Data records
▬▬▬▬▬▬
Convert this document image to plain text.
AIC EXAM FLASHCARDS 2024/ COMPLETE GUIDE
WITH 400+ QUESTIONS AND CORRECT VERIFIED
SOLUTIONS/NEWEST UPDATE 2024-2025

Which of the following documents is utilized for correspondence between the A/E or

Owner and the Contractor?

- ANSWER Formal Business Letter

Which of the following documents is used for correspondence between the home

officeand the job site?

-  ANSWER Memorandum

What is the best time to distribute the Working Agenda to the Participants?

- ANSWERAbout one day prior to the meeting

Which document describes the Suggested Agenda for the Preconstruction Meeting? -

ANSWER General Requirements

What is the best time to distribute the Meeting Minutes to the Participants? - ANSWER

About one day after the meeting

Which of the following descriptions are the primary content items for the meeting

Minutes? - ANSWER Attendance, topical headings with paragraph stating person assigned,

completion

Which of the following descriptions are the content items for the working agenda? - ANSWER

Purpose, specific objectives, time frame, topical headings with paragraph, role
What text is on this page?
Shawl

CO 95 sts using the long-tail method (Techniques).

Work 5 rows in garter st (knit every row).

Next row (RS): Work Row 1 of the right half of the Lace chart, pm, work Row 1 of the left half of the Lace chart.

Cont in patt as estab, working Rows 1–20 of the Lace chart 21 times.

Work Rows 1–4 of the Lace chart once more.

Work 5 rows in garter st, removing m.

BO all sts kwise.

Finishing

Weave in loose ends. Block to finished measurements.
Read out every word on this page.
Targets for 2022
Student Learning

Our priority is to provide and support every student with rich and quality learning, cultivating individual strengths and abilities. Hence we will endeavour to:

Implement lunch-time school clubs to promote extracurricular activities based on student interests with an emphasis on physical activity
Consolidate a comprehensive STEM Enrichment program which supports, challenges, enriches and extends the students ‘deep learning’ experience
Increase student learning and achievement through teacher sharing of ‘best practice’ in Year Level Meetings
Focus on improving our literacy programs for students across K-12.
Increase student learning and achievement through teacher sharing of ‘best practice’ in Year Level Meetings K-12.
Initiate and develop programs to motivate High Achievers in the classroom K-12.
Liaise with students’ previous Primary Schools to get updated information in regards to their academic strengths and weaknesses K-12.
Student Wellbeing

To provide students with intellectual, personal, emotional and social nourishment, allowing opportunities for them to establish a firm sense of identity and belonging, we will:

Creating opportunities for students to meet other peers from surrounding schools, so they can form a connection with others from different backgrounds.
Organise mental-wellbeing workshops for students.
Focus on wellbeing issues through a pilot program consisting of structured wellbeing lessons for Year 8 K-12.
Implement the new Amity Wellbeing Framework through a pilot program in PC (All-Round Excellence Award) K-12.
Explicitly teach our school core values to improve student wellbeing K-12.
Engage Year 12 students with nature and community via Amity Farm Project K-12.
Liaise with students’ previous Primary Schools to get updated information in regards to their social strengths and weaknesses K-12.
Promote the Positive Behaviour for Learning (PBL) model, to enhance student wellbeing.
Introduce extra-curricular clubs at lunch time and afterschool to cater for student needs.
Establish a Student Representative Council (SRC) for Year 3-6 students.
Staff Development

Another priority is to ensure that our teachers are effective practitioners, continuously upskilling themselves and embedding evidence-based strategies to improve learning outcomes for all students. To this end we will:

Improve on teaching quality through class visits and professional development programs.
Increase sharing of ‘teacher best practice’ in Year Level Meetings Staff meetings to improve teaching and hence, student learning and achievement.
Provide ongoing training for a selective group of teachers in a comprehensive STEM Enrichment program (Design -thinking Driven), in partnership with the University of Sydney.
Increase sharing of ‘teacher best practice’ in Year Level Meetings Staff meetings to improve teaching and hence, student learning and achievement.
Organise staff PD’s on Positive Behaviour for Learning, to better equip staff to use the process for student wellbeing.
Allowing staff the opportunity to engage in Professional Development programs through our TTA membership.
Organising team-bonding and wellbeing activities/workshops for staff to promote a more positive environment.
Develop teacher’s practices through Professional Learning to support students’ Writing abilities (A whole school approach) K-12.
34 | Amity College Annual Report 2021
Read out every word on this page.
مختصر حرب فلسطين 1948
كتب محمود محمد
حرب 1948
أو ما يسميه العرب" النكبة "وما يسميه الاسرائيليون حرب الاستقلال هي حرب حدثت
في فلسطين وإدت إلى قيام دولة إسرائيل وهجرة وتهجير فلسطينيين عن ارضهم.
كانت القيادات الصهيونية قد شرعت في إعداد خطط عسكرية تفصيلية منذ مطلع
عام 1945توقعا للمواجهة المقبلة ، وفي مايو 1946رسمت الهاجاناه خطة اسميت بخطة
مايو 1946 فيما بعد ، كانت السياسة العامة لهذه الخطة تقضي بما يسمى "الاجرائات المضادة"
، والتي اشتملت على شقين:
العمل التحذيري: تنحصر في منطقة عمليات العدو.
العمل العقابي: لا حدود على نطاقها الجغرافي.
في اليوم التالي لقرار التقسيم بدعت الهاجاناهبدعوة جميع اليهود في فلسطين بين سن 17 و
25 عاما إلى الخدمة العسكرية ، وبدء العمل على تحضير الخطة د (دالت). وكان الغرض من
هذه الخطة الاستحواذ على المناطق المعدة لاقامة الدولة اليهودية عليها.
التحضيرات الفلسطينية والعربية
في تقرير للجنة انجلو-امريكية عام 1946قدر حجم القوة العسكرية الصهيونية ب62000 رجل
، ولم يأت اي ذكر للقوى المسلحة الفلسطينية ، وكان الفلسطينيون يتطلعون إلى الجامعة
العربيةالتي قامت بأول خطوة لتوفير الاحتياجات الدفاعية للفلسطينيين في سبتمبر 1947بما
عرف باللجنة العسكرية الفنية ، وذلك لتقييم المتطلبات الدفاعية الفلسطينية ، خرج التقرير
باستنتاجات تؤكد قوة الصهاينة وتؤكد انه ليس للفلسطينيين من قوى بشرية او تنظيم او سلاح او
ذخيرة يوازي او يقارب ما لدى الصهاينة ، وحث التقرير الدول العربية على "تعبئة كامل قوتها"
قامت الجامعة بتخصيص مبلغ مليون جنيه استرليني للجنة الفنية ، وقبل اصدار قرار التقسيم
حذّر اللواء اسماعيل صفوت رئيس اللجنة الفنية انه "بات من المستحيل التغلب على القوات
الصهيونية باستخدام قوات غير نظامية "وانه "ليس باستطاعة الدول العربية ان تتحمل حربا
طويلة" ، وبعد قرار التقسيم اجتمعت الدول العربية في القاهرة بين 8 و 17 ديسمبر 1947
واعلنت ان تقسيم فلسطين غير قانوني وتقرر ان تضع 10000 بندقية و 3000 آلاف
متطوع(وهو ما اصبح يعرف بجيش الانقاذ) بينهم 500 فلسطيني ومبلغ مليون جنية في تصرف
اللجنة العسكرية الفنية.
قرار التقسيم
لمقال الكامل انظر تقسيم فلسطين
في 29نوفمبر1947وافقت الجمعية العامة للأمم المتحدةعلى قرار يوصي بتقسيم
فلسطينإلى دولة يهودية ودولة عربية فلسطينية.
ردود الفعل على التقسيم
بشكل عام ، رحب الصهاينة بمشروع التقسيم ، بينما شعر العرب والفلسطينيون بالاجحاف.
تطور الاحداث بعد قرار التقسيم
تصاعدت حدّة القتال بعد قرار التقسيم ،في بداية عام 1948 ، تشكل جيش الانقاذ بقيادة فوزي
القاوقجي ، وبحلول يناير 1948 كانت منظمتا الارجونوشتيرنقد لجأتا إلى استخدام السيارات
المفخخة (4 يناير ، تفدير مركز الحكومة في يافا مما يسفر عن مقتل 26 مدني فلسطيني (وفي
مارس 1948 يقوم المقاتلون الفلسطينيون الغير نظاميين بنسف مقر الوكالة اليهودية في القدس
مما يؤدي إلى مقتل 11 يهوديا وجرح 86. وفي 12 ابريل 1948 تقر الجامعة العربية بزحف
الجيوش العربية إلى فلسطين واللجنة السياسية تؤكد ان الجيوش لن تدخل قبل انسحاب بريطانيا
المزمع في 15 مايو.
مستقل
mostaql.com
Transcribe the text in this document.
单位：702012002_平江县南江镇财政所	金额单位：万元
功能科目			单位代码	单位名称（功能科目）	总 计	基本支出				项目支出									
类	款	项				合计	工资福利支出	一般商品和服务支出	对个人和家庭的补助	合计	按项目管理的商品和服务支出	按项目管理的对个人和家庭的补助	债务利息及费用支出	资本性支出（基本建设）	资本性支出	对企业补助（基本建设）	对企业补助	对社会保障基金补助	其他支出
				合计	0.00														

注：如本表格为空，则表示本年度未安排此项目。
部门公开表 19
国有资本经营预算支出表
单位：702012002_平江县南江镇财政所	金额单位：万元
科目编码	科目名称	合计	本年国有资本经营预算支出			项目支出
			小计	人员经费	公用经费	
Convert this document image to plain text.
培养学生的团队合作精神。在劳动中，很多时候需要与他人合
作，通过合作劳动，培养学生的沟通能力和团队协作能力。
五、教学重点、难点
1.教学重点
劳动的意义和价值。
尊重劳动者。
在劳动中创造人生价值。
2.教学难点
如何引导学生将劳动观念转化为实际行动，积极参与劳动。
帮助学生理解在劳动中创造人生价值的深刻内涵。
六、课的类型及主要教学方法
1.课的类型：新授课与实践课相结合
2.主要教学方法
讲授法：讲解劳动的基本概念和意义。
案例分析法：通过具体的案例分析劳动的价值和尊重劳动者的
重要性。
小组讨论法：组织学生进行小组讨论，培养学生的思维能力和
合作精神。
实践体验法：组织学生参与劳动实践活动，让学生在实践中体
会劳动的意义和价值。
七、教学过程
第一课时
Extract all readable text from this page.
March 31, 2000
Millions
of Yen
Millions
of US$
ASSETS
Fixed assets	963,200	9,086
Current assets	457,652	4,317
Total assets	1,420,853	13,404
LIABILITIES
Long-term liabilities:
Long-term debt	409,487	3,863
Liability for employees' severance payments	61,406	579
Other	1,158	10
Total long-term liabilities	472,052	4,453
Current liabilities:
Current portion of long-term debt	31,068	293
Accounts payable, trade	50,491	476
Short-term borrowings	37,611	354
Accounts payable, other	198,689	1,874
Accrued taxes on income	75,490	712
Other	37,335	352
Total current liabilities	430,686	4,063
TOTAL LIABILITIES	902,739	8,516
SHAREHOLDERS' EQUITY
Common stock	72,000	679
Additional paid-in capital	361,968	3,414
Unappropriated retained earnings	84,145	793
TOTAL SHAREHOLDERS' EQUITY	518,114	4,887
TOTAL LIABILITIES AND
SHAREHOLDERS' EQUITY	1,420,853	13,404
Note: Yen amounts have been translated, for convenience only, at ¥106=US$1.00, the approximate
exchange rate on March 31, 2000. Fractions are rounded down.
▬▬▬▬▬▬
• GIVEN REQUEST: Copy, from the material above, each line in which the string "garter" occurs.

• RESULT OF THE TASK:
Work 5 rows in garter st (knit every row).
Work 5 rows in garter st, removing m.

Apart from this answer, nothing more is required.